## EXERCISE
Output each line of the records below as a JSON list of strings, one string per line, with blank lines and pictures left out.

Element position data

---

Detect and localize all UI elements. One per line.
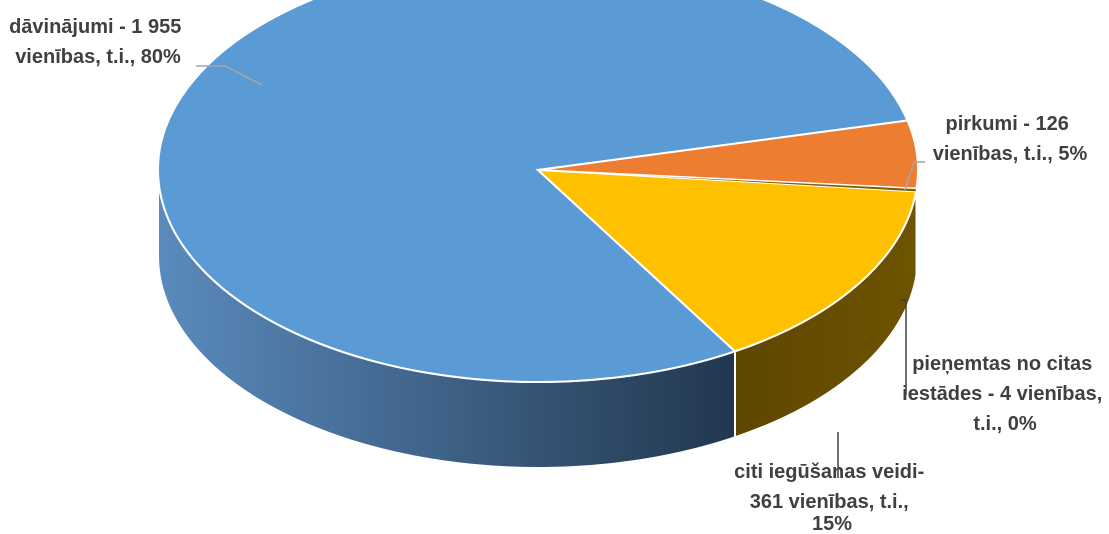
label-citi: citi iegūšanas veidi- 361 vienības, t.i.…	[734, 461, 930, 534]
label-citi-line1: citi iegūšanas veidi-	[734, 461, 924, 483]
slice-pienemtas-no-citas-iestades	[537, 169, 918, 193]
label-pienemtas: pieņemtas no citas iestādes - 4 vienības…	[902, 353, 1108, 435]
leader-line-davinajumi	[196, 65, 263, 86]
label-citi-line2: 361 vienības, t.i.,	[750, 491, 909, 513]
slice-davinajumi	[157, 0, 909, 384]
label-davinajumi-line2: vienības, t.i., 80%	[15, 46, 181, 68]
label-pienemtas-line2: iestādes - 4 vienības,	[902, 383, 1102, 405]
label-davinajumi-line1: dāvinājumi - 1 955	[9, 16, 181, 38]
label-pienemtas-line1: pieņemtas no citas	[912, 353, 1092, 375]
label-pirkumi-line1: pirkumi - 126	[946, 113, 1069, 135]
leader-line-pirkumi	[904, 161, 925, 191]
label-pirkumi: pirkumi - 126 vienības, t.i., 5%	[933, 113, 1088, 165]
leader-line-pienemtas	[900, 299, 907, 395]
label-davinajumi: dāvinājumi - 1 955 vienības, t.i., 80%	[9, 16, 187, 68]
label-pirkumi-line2: vienības, t.i., 5%	[933, 143, 1088, 165]
slice-citi-iegusanas-veidi	[535, 168, 918, 353]
label-citi-line3: 15%	[812, 513, 852, 534]
label-pienemtas-line3: t.i., 0%	[973, 413, 1037, 435]
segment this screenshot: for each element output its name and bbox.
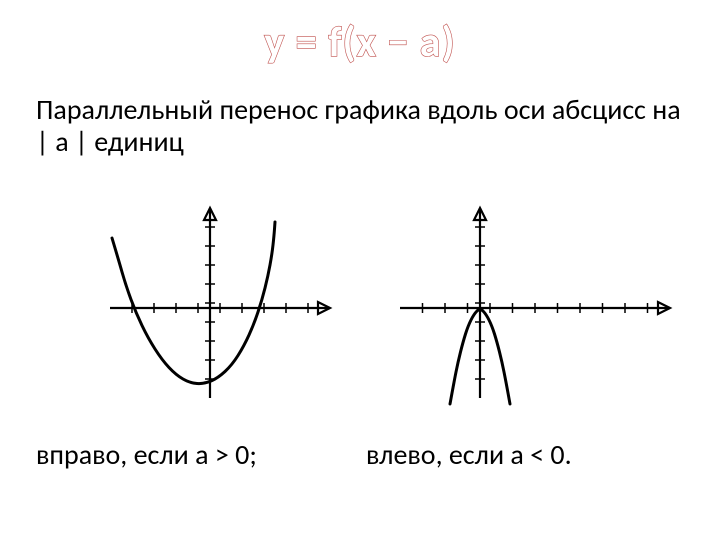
captions-row: вправо, если a > 0; влево, если a < 0.	[0, 413, 720, 472]
graphs-row	[0, 158, 720, 413]
graph-right	[380, 188, 680, 413]
title-text: y = f(x − a)	[264, 18, 455, 68]
caption-right: влево, если a < 0.	[360, 437, 690, 472]
caption-left: вправо, если a > 0;	[30, 437, 360, 472]
formula-title: y = f(x − a)	[0, 0, 720, 80]
graph-right-svg	[380, 188, 680, 408]
title-svg: y = f(x − a)	[210, 18, 510, 68]
graph-left-svg	[80, 188, 340, 408]
description-text: Параллельный перенос графика вдоль оси а…	[0, 80, 720, 158]
graph-left	[80, 188, 340, 413]
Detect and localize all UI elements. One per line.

---

## TASK ANSWER
[
  "Detect and localize all UI elements. One per line.",
  "label-citi: citi iegūšanas veidi- 361 vienības, t.i.…\t[734, 461, 930, 534]",
  "label-citi-line1: citi iegūšanas veidi-\t[734, 461, 924, 483]",
  "slice-pienemtas-no-citas-iestades\t[537, 169, 918, 193]",
  "label-pienemtas: pieņemtas no citas iestādes - 4 vienības…\t[902, 353, 1108, 435]",
  "leader-line-davinajumi\t[196, 65, 263, 86]",
  "label-citi-line2: 361 vienības, t.i.,\t[750, 491, 909, 513]",
  "slice-davinajumi\t[157, 0, 909, 384]",
  "label-davinajumi-line2: vienības, t.i., 80%\t[15, 46, 181, 68]",
  "label-pienemtas-line2: iestādes - 4 vienības,\t[902, 383, 1102, 405]",
  "label-davinajumi-line1: dāvinājumi - 1 955\t[9, 16, 181, 38]",
  "label-pienemtas-line1: pieņemtas no citas\t[912, 353, 1092, 375]",
  "label-pirkumi-line1: pirkumi - 126\t[946, 113, 1069, 135]",
  "leader-line-pirkumi\t[904, 161, 925, 191]",
  "label-pirkumi: pirkumi - 126 vienības, t.i., 5%\t[933, 113, 1088, 165]",
  "leader-line-pienemtas\t[900, 299, 907, 395]",
  "label-davinajumi: dāvinājumi - 1 955 vienības, t.i., 80%\t[9, 16, 187, 68]",
  "label-pirkumi-line2: vienības, t.i., 5%\t[933, 143, 1088, 165]",
  "slice-citi-iegusanas-veidi\t[535, 168, 918, 353]",
  "label-citi-line3: 15%\t[812, 513, 852, 534]",
  "label-pienemtas-line3: t.i., 0%\t[973, 413, 1037, 435]",
  "segment this screenshot: for each element output its name and bbox.",
  "captions-row: вправо, если a > 0; влево, если a < 0.\t[0, 413, 720, 472]",
  "graphs-row\t[0, 158, 720, 413]",
  "graph-right\t[380, 188, 680, 413]",
  "title-text: y = f(x − a)\t[264, 18, 455, 68]",
  "caption-right: влево, если a < 0.\t[360, 437, 690, 472]",
  "caption-left: вправо, если a > 0;\t[30, 437, 360, 472]",
  "formula-title: y = f(x − a)\t[0, 0, 720, 80]",
  "graph-right-svg\t[380, 188, 680, 408]",
  "title-svg: y = f(x − a)\t[210, 18, 510, 68]",
  "graph-left-svg\t[80, 188, 340, 408]",
  "description-text: Параллельный перенос графика вдоль оси а…\t[0, 80, 720, 158]",
  "graph-left\t[80, 188, 340, 413]",
  "Detect and localize all UI elements. One per line."
]